Written exercise >>
Reproduce the data below line by line, keeping every character unchanged.

Excerpted data >>
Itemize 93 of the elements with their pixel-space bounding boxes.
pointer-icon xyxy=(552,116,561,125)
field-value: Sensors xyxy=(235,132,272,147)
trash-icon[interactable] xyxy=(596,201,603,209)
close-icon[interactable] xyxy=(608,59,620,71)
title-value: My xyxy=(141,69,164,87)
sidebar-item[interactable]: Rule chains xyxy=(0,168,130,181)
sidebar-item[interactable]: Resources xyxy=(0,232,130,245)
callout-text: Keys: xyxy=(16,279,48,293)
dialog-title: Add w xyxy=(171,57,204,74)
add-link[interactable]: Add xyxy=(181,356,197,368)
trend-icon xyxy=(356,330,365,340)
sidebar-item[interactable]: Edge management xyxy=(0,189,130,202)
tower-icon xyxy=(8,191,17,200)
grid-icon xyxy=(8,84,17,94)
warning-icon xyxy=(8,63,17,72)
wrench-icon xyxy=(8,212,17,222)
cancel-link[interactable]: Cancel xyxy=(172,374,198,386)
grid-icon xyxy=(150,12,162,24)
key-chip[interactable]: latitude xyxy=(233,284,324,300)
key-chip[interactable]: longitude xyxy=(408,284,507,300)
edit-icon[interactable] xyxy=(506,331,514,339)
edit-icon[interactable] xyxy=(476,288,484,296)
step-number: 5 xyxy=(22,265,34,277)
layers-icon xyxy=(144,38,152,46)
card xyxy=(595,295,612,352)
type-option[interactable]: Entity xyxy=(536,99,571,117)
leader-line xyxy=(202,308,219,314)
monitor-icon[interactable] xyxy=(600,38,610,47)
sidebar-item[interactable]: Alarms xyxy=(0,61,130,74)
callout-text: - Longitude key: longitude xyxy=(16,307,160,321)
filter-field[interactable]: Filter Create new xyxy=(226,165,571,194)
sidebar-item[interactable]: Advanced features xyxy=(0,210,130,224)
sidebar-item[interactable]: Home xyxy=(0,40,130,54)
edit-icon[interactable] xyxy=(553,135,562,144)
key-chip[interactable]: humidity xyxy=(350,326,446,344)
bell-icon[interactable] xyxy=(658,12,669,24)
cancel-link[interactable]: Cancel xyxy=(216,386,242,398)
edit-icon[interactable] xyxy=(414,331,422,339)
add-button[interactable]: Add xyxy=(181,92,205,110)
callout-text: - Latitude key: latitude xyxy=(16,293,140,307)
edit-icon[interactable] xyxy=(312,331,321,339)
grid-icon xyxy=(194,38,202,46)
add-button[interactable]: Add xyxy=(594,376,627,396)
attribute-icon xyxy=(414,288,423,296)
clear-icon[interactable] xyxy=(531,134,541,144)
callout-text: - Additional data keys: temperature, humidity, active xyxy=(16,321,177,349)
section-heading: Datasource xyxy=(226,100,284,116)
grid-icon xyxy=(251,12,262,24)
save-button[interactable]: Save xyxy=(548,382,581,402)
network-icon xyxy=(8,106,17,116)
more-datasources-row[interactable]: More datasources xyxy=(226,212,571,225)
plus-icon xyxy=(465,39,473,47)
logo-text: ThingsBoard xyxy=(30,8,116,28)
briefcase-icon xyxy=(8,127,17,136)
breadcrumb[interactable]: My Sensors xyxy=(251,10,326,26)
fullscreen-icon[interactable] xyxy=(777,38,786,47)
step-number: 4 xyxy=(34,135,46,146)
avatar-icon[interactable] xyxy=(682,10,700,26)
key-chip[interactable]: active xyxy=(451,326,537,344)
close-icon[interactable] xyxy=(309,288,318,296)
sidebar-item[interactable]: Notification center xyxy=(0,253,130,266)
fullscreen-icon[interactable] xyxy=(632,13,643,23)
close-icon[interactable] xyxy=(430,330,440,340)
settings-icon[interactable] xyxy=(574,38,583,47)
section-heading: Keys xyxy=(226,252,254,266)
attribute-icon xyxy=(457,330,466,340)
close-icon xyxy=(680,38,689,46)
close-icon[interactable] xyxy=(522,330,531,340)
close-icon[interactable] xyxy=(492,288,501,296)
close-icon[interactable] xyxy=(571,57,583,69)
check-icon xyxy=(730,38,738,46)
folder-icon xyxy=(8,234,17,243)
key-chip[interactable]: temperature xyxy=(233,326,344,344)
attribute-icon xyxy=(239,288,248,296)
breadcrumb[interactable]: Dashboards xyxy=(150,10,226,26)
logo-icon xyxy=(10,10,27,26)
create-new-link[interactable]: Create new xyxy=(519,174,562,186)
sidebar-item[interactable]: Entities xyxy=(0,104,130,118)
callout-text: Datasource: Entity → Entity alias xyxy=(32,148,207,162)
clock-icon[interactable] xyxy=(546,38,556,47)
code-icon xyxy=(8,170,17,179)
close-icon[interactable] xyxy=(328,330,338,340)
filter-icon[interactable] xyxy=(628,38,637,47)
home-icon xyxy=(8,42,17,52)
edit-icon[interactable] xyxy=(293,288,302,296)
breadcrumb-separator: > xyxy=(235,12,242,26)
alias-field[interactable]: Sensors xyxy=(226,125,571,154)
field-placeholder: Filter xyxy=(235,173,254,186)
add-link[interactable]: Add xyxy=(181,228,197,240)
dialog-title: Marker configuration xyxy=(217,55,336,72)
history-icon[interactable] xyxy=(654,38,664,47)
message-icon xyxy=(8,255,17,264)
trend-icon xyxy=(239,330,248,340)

Response to this exercise >>
Itemize 93 of the elements with their pixel-space bounding boxes.
pointer-icon xyxy=(552,116,561,125)
field-value: Sensors xyxy=(235,132,272,147)
trash-icon[interactable] xyxy=(596,201,603,209)
close-icon[interactable] xyxy=(608,59,620,71)
title-value: My xyxy=(141,69,164,87)
sidebar-item[interactable]: Rule chains xyxy=(0,168,130,181)
sidebar-item[interactable]: Resources xyxy=(0,232,130,245)
callout-text: Keys: xyxy=(16,279,48,293)
dialog-title: Add w xyxy=(171,57,204,74)
add-link[interactable]: Add xyxy=(181,356,197,368)
trend-icon xyxy=(356,330,365,340)
sidebar-item[interactable]: Edge management xyxy=(0,189,130,202)
tower-icon xyxy=(8,191,17,200)
grid-icon xyxy=(8,84,17,94)
warning-icon xyxy=(8,63,17,72)
wrench-icon xyxy=(8,212,17,222)
cancel-link[interactable]: Cancel xyxy=(172,374,198,386)
grid-icon xyxy=(150,12,162,24)
key-chip[interactable]: latitude xyxy=(233,284,324,300)
key-chip[interactable]: longitude xyxy=(408,284,507,300)
edit-icon[interactable] xyxy=(506,331,514,339)
edit-icon[interactable] xyxy=(476,288,484,296)
step-number: 5 xyxy=(22,265,34,277)
layers-icon xyxy=(144,38,152,46)
card xyxy=(595,295,612,352)
type-option[interactable]: Entity xyxy=(536,99,571,117)
leader-line xyxy=(202,308,219,314)
monitor-icon[interactable] xyxy=(600,38,610,47)
sidebar-item[interactable]: Alarms xyxy=(0,61,130,74)
callout-text: - Longitude key: longitude xyxy=(16,307,160,321)
filter-field[interactable]: Filter Create new xyxy=(226,165,571,194)
sidebar-item[interactable]: Advanced features xyxy=(0,210,130,224)
sidebar-item[interactable]: Home xyxy=(0,40,130,54)
edit-icon[interactable] xyxy=(553,135,562,144)
key-chip[interactable]: humidity xyxy=(350,326,446,344)
bell-icon[interactable] xyxy=(658,12,669,24)
cancel-link[interactable]: Cancel xyxy=(216,386,242,398)
edit-icon[interactable] xyxy=(414,331,422,339)
add-button[interactable]: Add xyxy=(181,92,205,110)
callout-text: - Latitude key: latitude xyxy=(16,293,140,307)
edit-icon[interactable] xyxy=(312,331,321,339)
grid-icon xyxy=(194,38,202,46)
add-button[interactable]: Add xyxy=(594,376,627,396)
attribute-icon xyxy=(414,288,423,296)
clear-icon[interactable] xyxy=(531,134,541,144)
callout-text: - Additional data keys: temperature, humidity, active xyxy=(16,321,177,349)
section-heading: Datasource xyxy=(226,100,284,116)
grid-icon xyxy=(251,12,262,24)
save-button[interactable]: Save xyxy=(548,382,581,402)
network-icon xyxy=(8,106,17,116)
more-datasources-row[interactable]: More datasources xyxy=(226,212,571,225)
plus-icon xyxy=(465,39,473,47)
logo-text: ThingsBoard xyxy=(30,8,116,28)
briefcase-icon xyxy=(8,127,17,136)
breadcrumb[interactable]: My Sensors xyxy=(251,10,326,26)
fullscreen-icon[interactable] xyxy=(777,38,786,47)
step-number: 4 xyxy=(34,135,46,146)
avatar-icon[interactable] xyxy=(682,10,700,26)
key-chip[interactable]: active xyxy=(451,326,537,344)
close-icon[interactable] xyxy=(309,288,318,296)
sidebar-item[interactable]: Notification center xyxy=(0,253,130,266)
fullscreen-icon[interactable] xyxy=(632,13,643,23)
close-icon[interactable] xyxy=(430,330,440,340)
settings-icon[interactable] xyxy=(574,38,583,47)
section-heading: Keys xyxy=(226,252,254,266)
attribute-icon xyxy=(457,330,466,340)
close-icon xyxy=(680,38,689,46)
close-icon[interactable] xyxy=(522,330,531,340)
close-icon[interactable] xyxy=(492,288,501,296)
close-icon[interactable] xyxy=(571,57,583,69)
check-icon xyxy=(730,38,738,46)
folder-icon xyxy=(8,234,17,243)
key-chip[interactable]: temperature xyxy=(233,326,344,344)
attribute-icon xyxy=(239,288,248,296)
breadcrumb[interactable]: Dashboards xyxy=(150,10,226,26)
logo-icon xyxy=(10,10,27,26)
create-new-link[interactable]: Create new xyxy=(519,174,562,186)
sidebar-item[interactable]: Entities xyxy=(0,104,130,118)
callout-text: Datasource: Entity → Entity alias xyxy=(32,148,207,162)
clock-icon[interactable] xyxy=(546,38,556,47)
code-icon xyxy=(8,170,17,179)
close-icon[interactable] xyxy=(328,330,338,340)
filter-icon[interactable] xyxy=(628,38,637,47)
home-icon xyxy=(8,42,17,52)
edit-icon[interactable] xyxy=(293,288,302,296)
breadcrumb-separator: > xyxy=(235,12,242,26)
alias-field[interactable]: Sensors xyxy=(226,125,571,154)
field-placeholder: Filter xyxy=(235,173,254,186)
add-link[interactable]: Add xyxy=(181,228,197,240)
dialog-title: Marker configuration xyxy=(217,55,336,72)
history-icon[interactable] xyxy=(654,38,664,47)
message-icon xyxy=(8,255,17,264)
trend-icon xyxy=(239,330,248,340)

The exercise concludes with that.